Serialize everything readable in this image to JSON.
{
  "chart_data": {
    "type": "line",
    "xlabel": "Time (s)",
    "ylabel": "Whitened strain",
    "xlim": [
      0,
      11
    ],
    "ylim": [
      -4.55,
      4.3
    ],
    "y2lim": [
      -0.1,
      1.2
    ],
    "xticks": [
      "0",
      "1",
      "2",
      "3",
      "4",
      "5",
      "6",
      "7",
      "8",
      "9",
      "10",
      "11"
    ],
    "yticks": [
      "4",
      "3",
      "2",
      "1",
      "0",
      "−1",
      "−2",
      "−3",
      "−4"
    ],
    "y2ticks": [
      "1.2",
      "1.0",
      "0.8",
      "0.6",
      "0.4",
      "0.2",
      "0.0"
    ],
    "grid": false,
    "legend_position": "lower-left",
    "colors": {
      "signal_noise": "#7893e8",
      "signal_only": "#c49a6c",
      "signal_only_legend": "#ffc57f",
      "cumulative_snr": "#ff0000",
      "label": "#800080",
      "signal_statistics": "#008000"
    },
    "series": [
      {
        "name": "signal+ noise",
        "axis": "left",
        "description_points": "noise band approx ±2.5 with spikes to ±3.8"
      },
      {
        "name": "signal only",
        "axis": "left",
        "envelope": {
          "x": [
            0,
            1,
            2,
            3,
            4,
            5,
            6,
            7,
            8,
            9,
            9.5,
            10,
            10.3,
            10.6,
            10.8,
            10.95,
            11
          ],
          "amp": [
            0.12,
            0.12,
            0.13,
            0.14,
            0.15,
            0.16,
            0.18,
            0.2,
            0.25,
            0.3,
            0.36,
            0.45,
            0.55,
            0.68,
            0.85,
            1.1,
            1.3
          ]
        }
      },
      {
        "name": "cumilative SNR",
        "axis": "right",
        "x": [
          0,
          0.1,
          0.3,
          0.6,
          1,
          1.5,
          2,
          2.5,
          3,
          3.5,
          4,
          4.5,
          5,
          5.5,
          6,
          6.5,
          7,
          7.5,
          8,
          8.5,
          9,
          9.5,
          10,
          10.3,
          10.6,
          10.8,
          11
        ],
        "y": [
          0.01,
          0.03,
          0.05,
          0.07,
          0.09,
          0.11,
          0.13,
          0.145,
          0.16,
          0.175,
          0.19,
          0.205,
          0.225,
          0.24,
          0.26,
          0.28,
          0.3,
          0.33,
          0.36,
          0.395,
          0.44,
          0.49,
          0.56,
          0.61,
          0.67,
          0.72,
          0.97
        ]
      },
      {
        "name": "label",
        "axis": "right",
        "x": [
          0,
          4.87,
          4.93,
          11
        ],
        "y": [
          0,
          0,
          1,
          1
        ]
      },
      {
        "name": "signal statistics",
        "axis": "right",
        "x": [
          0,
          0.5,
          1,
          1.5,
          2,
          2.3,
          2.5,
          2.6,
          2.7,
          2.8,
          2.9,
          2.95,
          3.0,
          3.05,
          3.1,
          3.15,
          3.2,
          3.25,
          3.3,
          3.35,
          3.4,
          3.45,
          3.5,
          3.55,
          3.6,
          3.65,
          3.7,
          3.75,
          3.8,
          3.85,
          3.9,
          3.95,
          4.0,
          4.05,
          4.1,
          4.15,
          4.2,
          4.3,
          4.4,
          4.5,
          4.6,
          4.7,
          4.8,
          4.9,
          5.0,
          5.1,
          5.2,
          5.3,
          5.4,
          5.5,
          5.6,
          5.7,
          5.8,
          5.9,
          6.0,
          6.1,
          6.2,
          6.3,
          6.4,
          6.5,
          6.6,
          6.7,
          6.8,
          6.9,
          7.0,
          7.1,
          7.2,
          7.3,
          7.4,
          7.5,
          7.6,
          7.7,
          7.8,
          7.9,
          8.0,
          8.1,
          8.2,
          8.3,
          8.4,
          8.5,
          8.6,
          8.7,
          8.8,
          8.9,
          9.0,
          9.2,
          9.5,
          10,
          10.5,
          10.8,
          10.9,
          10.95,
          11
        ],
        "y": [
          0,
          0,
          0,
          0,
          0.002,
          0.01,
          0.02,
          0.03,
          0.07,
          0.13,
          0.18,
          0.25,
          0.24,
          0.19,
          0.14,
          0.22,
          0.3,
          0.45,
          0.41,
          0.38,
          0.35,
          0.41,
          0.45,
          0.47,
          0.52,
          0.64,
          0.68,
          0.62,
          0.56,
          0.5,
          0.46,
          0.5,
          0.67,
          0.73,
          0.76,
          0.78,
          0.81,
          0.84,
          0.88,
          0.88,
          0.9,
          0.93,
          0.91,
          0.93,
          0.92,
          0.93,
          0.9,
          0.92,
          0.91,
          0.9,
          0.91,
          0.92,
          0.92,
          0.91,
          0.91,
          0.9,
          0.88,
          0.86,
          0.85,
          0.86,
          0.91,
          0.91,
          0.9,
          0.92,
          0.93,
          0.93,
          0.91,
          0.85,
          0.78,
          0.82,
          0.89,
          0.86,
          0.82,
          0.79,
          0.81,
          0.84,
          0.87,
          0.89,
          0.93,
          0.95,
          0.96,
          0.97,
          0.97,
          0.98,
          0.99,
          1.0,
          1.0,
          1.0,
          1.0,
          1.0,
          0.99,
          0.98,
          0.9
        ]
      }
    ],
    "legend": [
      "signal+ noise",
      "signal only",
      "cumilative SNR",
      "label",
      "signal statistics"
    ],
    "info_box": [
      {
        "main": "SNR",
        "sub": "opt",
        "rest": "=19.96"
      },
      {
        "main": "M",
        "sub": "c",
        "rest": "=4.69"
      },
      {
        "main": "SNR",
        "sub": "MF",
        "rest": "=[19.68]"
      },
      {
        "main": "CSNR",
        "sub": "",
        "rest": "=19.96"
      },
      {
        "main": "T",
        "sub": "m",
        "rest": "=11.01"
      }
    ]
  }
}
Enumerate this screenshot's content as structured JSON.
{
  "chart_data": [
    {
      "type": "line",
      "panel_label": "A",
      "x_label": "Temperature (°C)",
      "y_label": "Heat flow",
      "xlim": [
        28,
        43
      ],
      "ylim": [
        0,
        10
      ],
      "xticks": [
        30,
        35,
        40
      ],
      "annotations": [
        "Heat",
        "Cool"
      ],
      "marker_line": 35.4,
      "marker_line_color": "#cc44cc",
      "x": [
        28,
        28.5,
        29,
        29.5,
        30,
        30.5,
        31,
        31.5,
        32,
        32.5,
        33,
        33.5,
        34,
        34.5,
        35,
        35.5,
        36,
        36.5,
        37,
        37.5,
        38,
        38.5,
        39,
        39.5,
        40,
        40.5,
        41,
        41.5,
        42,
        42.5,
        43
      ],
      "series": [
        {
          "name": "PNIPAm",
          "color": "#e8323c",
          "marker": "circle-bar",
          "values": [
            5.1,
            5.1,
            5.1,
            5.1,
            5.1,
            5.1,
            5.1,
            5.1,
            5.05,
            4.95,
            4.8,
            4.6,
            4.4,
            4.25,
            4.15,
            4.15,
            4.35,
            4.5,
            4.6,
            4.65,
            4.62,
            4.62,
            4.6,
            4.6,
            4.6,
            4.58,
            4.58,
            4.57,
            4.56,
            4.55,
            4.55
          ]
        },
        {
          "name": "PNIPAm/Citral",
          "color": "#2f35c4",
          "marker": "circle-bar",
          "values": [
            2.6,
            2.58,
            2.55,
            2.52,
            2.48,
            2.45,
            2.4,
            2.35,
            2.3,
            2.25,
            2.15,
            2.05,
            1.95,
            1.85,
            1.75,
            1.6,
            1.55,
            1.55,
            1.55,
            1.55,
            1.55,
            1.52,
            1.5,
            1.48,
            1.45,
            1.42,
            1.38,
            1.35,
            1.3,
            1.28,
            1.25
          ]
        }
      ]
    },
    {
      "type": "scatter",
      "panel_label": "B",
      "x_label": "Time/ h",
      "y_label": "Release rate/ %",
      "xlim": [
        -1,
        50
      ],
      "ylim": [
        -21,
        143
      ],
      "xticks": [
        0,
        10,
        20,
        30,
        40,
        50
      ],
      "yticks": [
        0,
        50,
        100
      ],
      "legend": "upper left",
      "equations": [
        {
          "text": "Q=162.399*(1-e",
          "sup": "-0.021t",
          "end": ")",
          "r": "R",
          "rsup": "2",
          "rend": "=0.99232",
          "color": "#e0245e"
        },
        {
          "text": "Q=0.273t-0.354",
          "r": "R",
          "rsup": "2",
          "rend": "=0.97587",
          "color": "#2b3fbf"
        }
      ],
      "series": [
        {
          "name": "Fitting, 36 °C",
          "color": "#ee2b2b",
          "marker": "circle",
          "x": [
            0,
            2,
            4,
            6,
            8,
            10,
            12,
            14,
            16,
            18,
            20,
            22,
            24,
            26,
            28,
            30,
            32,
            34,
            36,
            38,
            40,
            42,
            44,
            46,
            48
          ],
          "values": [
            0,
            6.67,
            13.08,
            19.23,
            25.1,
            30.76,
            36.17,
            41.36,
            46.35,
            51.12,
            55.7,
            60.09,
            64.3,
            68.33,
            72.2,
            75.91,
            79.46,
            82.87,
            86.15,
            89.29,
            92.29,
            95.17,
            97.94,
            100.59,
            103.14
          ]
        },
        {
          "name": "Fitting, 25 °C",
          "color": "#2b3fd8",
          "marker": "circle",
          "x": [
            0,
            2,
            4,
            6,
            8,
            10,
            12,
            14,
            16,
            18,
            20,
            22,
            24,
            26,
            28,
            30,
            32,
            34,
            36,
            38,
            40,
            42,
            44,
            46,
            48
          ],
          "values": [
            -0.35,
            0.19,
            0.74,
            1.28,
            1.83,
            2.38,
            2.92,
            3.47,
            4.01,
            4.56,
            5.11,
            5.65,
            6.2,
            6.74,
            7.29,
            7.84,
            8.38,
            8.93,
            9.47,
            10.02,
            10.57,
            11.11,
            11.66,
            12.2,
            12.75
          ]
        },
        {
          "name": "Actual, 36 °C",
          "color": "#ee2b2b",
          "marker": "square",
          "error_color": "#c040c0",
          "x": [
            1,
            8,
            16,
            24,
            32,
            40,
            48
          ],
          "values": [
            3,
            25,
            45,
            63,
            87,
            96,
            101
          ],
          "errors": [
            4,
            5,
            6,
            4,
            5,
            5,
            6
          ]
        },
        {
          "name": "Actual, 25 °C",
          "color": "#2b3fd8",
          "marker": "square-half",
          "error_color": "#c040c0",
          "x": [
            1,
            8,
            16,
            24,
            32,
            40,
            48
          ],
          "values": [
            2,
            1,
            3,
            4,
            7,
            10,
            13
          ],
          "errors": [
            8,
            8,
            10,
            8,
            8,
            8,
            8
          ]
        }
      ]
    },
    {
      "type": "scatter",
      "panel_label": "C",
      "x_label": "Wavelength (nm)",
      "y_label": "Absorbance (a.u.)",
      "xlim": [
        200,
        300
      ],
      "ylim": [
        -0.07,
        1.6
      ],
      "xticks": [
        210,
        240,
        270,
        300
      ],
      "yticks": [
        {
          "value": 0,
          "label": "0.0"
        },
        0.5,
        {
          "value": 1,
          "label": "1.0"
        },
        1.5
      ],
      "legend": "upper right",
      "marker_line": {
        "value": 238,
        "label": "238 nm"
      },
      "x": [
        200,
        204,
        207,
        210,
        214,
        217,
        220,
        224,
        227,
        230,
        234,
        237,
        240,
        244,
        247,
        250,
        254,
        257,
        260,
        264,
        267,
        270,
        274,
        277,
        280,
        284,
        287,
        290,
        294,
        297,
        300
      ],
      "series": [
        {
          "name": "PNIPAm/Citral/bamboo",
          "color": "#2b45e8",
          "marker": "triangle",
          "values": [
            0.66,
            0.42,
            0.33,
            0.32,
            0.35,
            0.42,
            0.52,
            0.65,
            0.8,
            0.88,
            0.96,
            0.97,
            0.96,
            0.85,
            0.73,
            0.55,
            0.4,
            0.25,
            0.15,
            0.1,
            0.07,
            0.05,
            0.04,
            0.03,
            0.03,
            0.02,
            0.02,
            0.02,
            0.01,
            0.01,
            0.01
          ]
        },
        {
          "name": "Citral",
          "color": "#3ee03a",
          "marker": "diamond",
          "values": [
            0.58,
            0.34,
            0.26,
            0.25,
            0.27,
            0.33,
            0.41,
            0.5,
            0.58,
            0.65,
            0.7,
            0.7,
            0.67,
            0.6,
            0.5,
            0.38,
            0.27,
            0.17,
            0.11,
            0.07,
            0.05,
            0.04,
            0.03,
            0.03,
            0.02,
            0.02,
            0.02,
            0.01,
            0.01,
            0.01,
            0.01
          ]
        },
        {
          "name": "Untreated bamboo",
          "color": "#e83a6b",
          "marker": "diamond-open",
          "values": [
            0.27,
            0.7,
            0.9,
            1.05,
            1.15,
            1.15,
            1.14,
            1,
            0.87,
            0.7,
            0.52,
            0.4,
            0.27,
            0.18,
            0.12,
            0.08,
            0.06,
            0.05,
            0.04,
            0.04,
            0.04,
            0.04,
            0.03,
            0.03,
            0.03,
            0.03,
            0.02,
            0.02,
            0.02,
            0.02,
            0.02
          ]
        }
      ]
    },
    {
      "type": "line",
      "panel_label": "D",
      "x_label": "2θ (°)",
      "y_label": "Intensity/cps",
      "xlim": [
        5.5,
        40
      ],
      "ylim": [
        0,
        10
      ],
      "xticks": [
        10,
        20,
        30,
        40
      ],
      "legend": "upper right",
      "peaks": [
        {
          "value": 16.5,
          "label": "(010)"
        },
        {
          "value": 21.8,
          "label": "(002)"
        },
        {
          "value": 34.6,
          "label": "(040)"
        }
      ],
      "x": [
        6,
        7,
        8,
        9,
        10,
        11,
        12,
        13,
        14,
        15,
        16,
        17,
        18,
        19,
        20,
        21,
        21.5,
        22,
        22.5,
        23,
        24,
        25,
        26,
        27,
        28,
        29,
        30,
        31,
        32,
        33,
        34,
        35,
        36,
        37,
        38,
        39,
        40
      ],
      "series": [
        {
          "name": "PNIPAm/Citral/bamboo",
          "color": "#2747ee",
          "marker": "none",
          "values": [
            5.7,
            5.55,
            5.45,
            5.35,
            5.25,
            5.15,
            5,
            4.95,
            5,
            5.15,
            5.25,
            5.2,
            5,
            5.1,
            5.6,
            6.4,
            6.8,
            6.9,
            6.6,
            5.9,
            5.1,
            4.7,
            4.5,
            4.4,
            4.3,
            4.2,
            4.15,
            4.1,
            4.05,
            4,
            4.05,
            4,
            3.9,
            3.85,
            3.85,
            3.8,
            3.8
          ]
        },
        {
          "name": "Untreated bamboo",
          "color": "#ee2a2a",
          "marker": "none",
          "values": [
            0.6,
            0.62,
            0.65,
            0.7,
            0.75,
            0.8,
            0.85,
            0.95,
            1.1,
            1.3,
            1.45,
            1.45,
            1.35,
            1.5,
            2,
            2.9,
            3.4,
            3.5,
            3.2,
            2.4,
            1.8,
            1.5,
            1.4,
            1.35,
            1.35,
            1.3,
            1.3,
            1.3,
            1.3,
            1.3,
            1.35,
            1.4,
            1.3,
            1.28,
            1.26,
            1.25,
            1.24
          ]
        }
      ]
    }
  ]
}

• [Written exercise]:
Find each line with the string "PNIPAm" and copy it out.

• [Response to this exercise]:
          "name": "PNIPAm",
          "name": "PNIPAm/Citral",
          "name": "PNIPAm/Citral/bamboo",
          "name": "PNIPAm/Citral/bamboo",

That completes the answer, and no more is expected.